**GIVEN ENTRIES**
=-=-=

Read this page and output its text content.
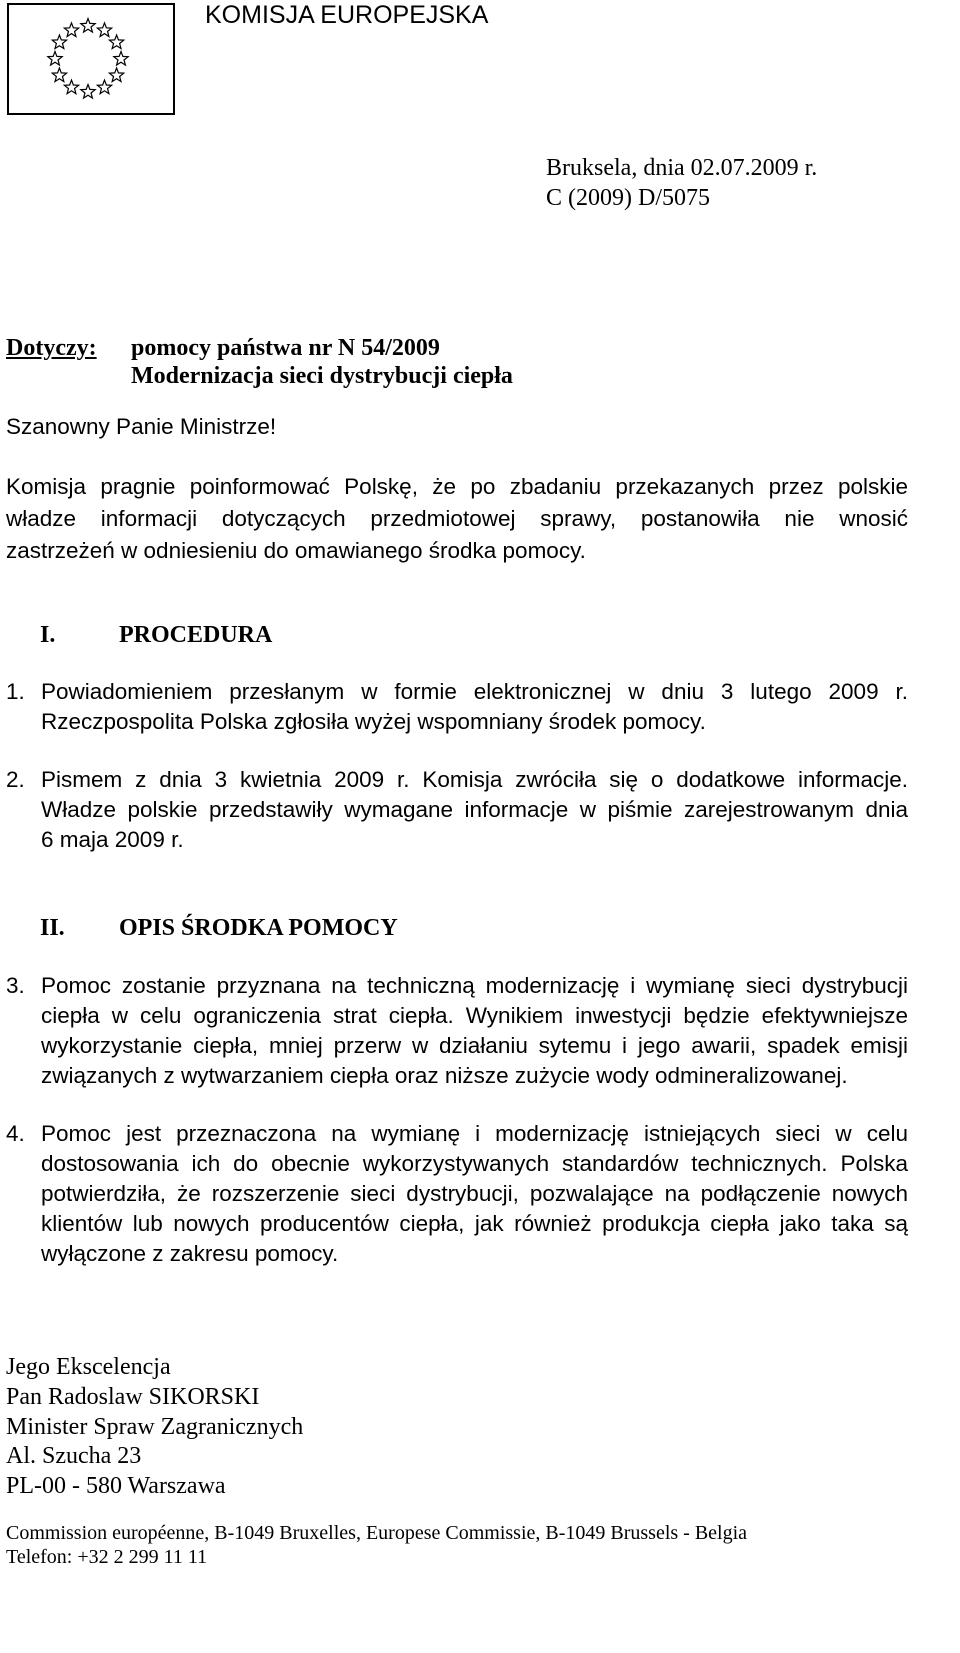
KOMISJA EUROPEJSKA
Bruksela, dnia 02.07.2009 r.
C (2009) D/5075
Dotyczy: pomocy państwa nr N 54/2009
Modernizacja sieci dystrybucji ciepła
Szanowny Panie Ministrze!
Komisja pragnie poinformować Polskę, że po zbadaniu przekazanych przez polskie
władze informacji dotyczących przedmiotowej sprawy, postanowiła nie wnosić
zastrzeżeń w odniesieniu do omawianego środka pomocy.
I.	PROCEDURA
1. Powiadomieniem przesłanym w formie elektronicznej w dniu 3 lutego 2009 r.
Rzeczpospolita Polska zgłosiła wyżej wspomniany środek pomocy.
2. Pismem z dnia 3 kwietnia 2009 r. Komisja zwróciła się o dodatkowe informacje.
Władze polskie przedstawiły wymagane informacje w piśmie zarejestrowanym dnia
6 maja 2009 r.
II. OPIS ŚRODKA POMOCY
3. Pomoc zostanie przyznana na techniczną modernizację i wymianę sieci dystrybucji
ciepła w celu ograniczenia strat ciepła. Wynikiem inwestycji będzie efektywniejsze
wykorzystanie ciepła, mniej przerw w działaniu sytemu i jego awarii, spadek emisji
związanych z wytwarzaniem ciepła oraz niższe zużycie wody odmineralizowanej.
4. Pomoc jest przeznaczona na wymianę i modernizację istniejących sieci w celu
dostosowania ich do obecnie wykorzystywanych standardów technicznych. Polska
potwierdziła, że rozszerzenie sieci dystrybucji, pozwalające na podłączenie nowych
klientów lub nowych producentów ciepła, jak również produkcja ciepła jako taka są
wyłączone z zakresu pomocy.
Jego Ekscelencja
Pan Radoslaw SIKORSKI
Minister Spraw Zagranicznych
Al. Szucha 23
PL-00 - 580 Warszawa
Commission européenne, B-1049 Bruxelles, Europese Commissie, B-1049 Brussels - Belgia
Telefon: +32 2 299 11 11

=-=-=

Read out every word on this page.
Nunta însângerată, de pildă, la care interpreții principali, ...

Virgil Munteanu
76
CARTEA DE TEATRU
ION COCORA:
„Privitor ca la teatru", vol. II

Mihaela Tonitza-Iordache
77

=-=-=

**WORK TO DO**
Search the data above for the string "dystrybucji" and return every line that has it.

**ANSWER FOR THIS EXERCISE**
Modernizacja sieci dystrybucji ciepła
3. Pomoc zostanie przyznana na techniczną modernizację i wymianę sieci dystrybucji
potwierdziła, że rozszerzenie sieci dystrybucji, pozwalające na podłączenie nowych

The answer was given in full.